» Aim
Please restate the following records word for word.

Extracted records

------------------------------------

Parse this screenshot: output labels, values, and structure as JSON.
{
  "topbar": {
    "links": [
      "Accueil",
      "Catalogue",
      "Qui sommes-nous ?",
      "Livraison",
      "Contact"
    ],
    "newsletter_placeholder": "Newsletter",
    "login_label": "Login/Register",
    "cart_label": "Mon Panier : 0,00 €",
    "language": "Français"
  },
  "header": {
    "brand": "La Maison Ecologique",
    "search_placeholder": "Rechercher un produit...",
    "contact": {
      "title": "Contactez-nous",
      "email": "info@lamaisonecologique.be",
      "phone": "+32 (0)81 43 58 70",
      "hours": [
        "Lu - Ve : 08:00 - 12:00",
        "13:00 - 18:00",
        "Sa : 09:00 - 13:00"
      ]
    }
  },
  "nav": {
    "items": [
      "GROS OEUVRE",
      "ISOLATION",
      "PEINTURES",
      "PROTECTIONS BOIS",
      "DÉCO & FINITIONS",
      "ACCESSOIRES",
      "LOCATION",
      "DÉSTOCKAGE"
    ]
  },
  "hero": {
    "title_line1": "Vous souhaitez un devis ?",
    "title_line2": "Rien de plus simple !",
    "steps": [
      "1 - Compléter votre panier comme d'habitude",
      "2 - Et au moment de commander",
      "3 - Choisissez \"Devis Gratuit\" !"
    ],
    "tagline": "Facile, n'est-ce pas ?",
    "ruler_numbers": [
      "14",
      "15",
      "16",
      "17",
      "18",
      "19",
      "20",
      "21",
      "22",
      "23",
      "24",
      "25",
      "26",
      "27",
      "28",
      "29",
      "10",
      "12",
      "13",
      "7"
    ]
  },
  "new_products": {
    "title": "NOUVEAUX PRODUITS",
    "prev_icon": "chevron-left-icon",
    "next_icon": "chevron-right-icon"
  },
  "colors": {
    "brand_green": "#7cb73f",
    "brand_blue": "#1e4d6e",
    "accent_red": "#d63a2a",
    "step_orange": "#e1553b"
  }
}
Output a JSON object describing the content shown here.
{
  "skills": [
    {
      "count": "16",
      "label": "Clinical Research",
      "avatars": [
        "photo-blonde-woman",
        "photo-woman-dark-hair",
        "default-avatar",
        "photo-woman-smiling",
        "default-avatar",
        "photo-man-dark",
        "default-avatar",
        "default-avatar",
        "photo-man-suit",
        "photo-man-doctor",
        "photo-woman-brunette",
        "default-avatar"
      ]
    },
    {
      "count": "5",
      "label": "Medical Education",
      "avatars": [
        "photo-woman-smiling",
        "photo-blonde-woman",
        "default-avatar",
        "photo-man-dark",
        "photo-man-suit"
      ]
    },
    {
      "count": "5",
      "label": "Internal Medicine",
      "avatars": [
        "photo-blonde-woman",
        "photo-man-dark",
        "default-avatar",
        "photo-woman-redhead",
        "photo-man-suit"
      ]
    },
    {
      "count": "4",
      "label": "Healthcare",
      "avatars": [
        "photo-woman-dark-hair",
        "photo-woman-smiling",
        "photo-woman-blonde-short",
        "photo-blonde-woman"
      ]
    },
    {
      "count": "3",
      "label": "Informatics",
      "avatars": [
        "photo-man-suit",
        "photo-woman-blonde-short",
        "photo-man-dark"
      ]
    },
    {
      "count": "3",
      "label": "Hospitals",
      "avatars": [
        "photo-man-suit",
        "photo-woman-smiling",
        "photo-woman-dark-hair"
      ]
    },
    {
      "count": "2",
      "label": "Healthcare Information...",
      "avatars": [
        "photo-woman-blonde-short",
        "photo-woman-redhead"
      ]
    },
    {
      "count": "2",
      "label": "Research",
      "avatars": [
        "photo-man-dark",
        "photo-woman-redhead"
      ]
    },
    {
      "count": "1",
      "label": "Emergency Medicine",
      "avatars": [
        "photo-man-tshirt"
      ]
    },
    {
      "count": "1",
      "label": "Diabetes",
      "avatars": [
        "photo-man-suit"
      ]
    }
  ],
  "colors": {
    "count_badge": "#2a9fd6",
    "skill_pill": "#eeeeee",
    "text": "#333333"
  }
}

------------------------------------

» Correct result
Parse this screenshot: output labels, values, and structure as JSON.
{
  "topbar": {
    "links": [
      "Accueil",
      "Catalogue",
      "Qui sommes-nous ?",
      "Livraison",
      "Contact"
    ],
    "newsletter_placeholder": "Newsletter",
    "login_label": "Login/Register",
    "cart_label": "Mon Panier : 0,00 €",
    "language": "Français"
  },
  "header": {
    "brand": "La Maison Ecologique",
    "search_placeholder": "Rechercher un produit...",
    "contact": {
      "title": "Contactez-nous",
      "email": "info@lamaisonecologique.be",
      "phone": "+32 (0)81 43 58 70",
      "hours": [
        "Lu - Ve : 08:00 - 12:00",
        "13:00 - 18:00",
        "Sa : 09:00 - 13:00"
      ]
    }
  },
  "nav": {
    "items": [
      "GROS OEUVRE",
      "ISOLATION",
      "PEINTURES",
      "PROTECTIONS BOIS",
      "DÉCO & FINITIONS",
      "ACCESSOIRES",
      "LOCATION",
      "DÉSTOCKAGE"
    ]
  },
  "hero": {
    "title_line1": "Vous souhaitez un devis ?",
    "title_line2": "Rien de plus simple !",
    "steps": [
      "1 - Compléter votre panier comme d'habitude",
      "2 - Et au moment de commander",
      "3 - Choisissez \"Devis Gratuit\" !"
    ],
    "tagline": "Facile, n'est-ce pas ?",
    "ruler_numbers": [
      "14",
      "15",
      "16",
      "17",
      "18",
      "19",
      "20",
      "21",
      "22",
      "23",
      "24",
      "25",
      "26",
      "27",
      "28",
      "29",
      "10",
      "12",
      "13",
      "7"
    ]
  },
  "new_products": {
    "title": "NOUVEAUX PRODUITS",
    "prev_icon": "chevron-left-icon",
    "next_icon": "chevron-right-icon"
  },
  "colors": {
    "brand_green": "#7cb73f",
    "brand_blue": "#1e4d6e",
    "accent_red": "#d63a2a",
    "step_orange": "#e1553b"
  }
}
Output a JSON object describing the content shown here.
{
  "skills": [
    {
      "count": "16",
      "label": "Clinical Research",
      "avatars": [
        "photo-blonde-woman",
        "photo-woman-dark-hair",
        "default-avatar",
        "photo-woman-smiling",
        "default-avatar",
        "photo-man-dark",
        "default-avatar",
        "default-avatar",
        "photo-man-suit",
        "photo-man-doctor",
        "photo-woman-brunette",
        "default-avatar"
      ]
    },
    {
      "count": "5",
      "label": "Medical Education",
      "avatars": [
        "photo-woman-smiling",
        "photo-blonde-woman",
        "default-avatar",
        "photo-man-dark",
        "photo-man-suit"
      ]
    },
    {
      "count": "5",
      "label": "Internal Medicine",
      "avatars": [
        "photo-blonde-woman",
        "photo-man-dark",
        "default-avatar",
        "photo-woman-redhead",
        "photo-man-suit"
      ]
    },
    {
      "count": "4",
      "label": "Healthcare",
      "avatars": [
        "photo-woman-dark-hair",
        "photo-woman-smiling",
        "photo-woman-blonde-short",
        "photo-blonde-woman"
      ]
    },
    {
      "count": "3",
      "label": "Informatics",
      "avatars": [
        "photo-man-suit",
        "photo-woman-blonde-short",
        "photo-man-dark"
      ]
    },
    {
      "count": "3",
      "label": "Hospitals",
      "avatars": [
        "photo-man-suit",
        "photo-woman-smiling",
        "photo-woman-dark-hair"
      ]
    },
    {
      "count": "2",
      "label": "Healthcare Information...",
      "avatars": [
        "photo-woman-blonde-short",
        "photo-woman-redhead"
      ]
    },
    {
      "count": "2",
      "label": "Research",
      "avatars": [
        "photo-man-dark",
        "photo-woman-redhead"
      ]
    },
    {
      "count": "1",
      "label": "Emergency Medicine",
      "avatars": [
        "photo-man-tshirt"
      ]
    },
    {
      "count": "1",
      "label": "Diabetes",
      "avatars": [
        "photo-man-suit"
      ]
    }
  ],
  "colors": {
    "count_badge": "#2a9fd6",
    "skill_pill": "#eeeeee",
    "text": "#333333"
  }
}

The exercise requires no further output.